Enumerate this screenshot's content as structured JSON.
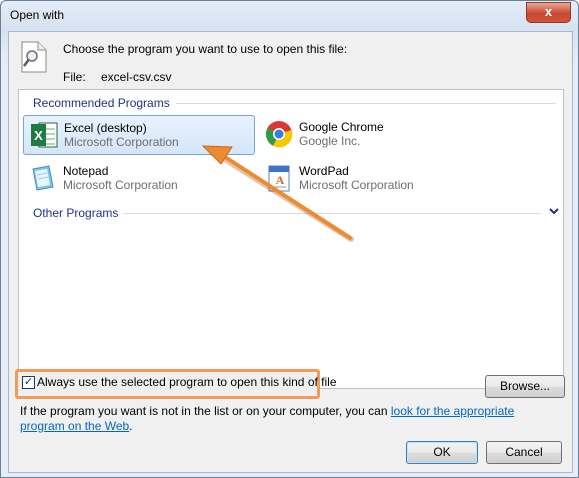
{
  "window": {
    "title": "Open with",
    "close_glyph": "x"
  },
  "header": {
    "prompt": "Choose the program you want to use to open this file:",
    "file_label": "File:",
    "file_name": "excel-csv.csv"
  },
  "recommended": {
    "heading": "Recommended Programs",
    "programs": [
      {
        "name": "Excel (desktop)",
        "publisher": "Microsoft Corporation",
        "icon": "excel-icon",
        "selected": true
      },
      {
        "name": "Google Chrome",
        "publisher": "Google Inc.",
        "icon": "chrome-icon"
      },
      {
        "name": "Notepad",
        "publisher": "Microsoft Corporation",
        "icon": "notepad-icon"
      },
      {
        "name": "WordPad",
        "publisher": "Microsoft Corporation",
        "icon": "wordpad-icon"
      }
    ]
  },
  "other": {
    "heading": "Other Programs"
  },
  "always_checkbox": {
    "label": "Always use the selected program to open this kind of file",
    "checked": true
  },
  "buttons": {
    "browse": "Browse...",
    "ok": "OK",
    "cancel": "Cancel"
  },
  "info": {
    "text": "If the program you want is not in the list or on your computer, you can ",
    "link": "look for the appropriate program on the Web",
    "end": "."
  },
  "colors": {
    "highlight": "#f39c5a",
    "link": "#0066cc",
    "group_heading": "#1e3287"
  }
}
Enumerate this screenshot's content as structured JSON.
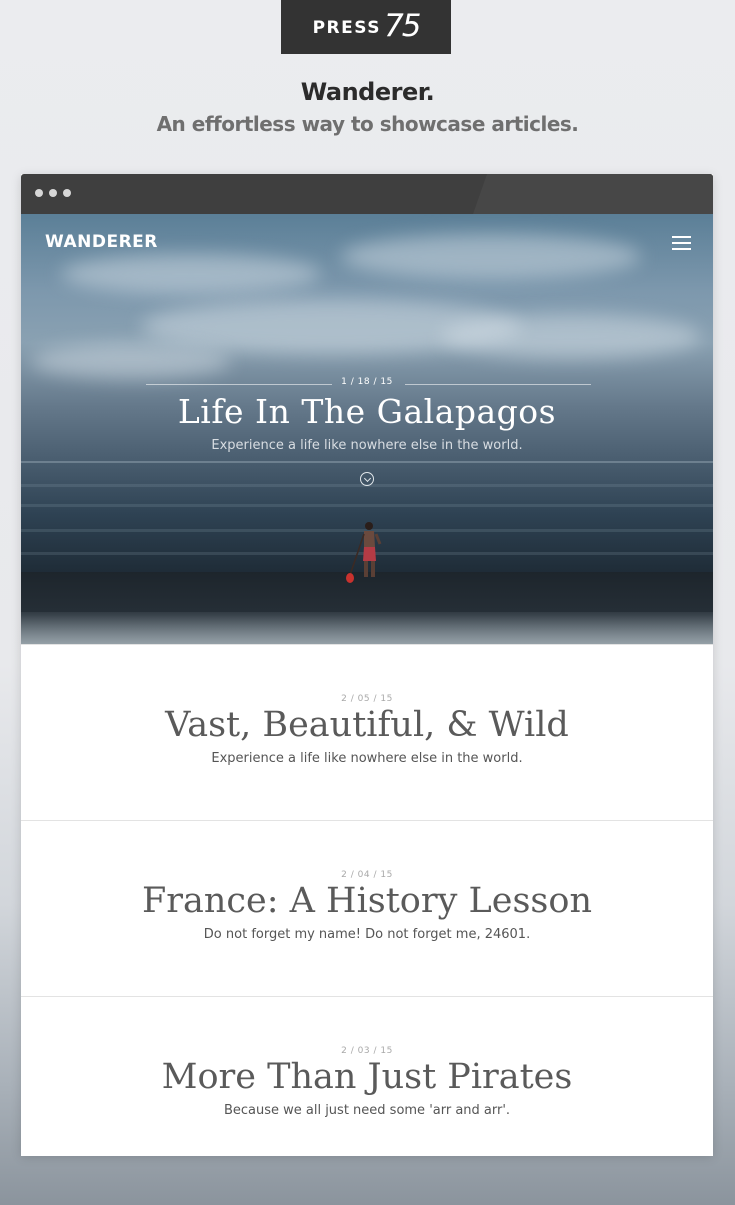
{
  "promo": {
    "badge_word": "PRESS",
    "badge_number": "75",
    "title": "Wanderer.",
    "subtitle": "An effortless way to showcase articles."
  },
  "site": {
    "brand": "WANDERER",
    "menu_icon": "hamburger-menu-icon"
  },
  "hero": {
    "date": "1 / 18 / 15",
    "title": "Life In The Galapagos",
    "subtitle": "Experience a life like nowhere else in the world.",
    "scroll_icon": "chevron-down-circle-icon"
  },
  "articles": [
    {
      "date": "2 / 05 / 15",
      "title": "Vast, Beautiful, & Wild",
      "subtitle": "Experience a life like nowhere else in the world."
    },
    {
      "date": "2 / 04 / 15",
      "title": "France: A History Lesson",
      "subtitle": "Do not forget my name! Do not forget me, 24601."
    },
    {
      "date": "2 / 03 / 15",
      "title": "More Than Just Pirates",
      "subtitle": "Because we all just need some 'arr and arr'."
    }
  ],
  "colors": {
    "badge_bg": "#333333",
    "browser_bar": "#3f3f3f",
    "heading_text": "#5a5a5a"
  }
}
============
Each line of the data should be quoted exactly, with pictures left out.

Enumerate this screenshot's content as structured JSON.
{
  "window": {
    "title": "Open with",
    "close_glyph": "x"
  },
  "header": {
    "prompt": "Choose the program you want to use to open this file:",
    "file_label": "File:",
    "file_name": "excel-csv.csv"
  },
  "recommended": {
    "heading": "Recommended Programs",
    "programs": [
      {
        "name": "Excel (desktop)",
        "publisher": "Microsoft Corporation",
        "icon": "excel-icon",
        "selected": true
      },
      {
        "name": "Google Chrome",
        "publisher": "Google Inc.",
        "icon": "chrome-icon"
      },
      {
        "name": "Notepad",
        "publisher": "Microsoft Corporation",
        "icon": "notepad-icon"
      },
      {
        "name": "WordPad",
        "publisher": "Microsoft Corporation",
        "icon": "wordpad-icon"
      }
    ]
  },
  "other": {
    "heading": "Other Programs"
  },
  "always_checkbox": {
    "label": "Always use the selected program to open this kind of file",
    "checked": true
  },
  "buttons": {
    "browse": "Browse...",
    "ok": "OK",
    "cancel": "Cancel"
  },
  "info": {
    "text": "If the program you want is not in the list or on your computer, you can ",
    "link": "look for the appropriate program on the Web",
    "end": "."
  },
  "colors": {
    "highlight": "#f39c5a",
    "link": "#0066cc",
    "group_heading": "#1e3287"
  }
}
Enumerate this screenshot's content as structured JSON.
{
  "promo": {
    "badge_word": "PRESS",
    "badge_number": "75",
    "title": "Wanderer.",
    "subtitle": "An effortless way to showcase articles."
  },
  "site": {
    "brand": "WANDERER",
    "menu_icon": "hamburger-menu-icon"
  },
  "hero": {
    "date": "1 / 18 / 15",
    "title": "Life In The Galapagos",
    "subtitle": "Experience a life like nowhere else in the world.",
    "scroll_icon": "chevron-down-circle-icon"
  },
  "articles": [
    {
      "date": "2 / 05 / 15",
      "title": "Vast, Beautiful, & Wild",
      "subtitle": "Experience a life like nowhere else in the world."
    },
    {
      "date": "2 / 04 / 15",
      "title": "France: A History Lesson",
      "subtitle": "Do not forget my name! Do not forget me, 24601."
    },
    {
      "date": "2 / 03 / 15",
      "title": "More Than Just Pirates",
      "subtitle": "Because we all just need some 'arr and arr'."
    }
  ],
  "colors": {
    "badge_bg": "#333333",
    "browser_bar": "#3f3f3f",
    "heading_text": "#5a5a5a"
  }
}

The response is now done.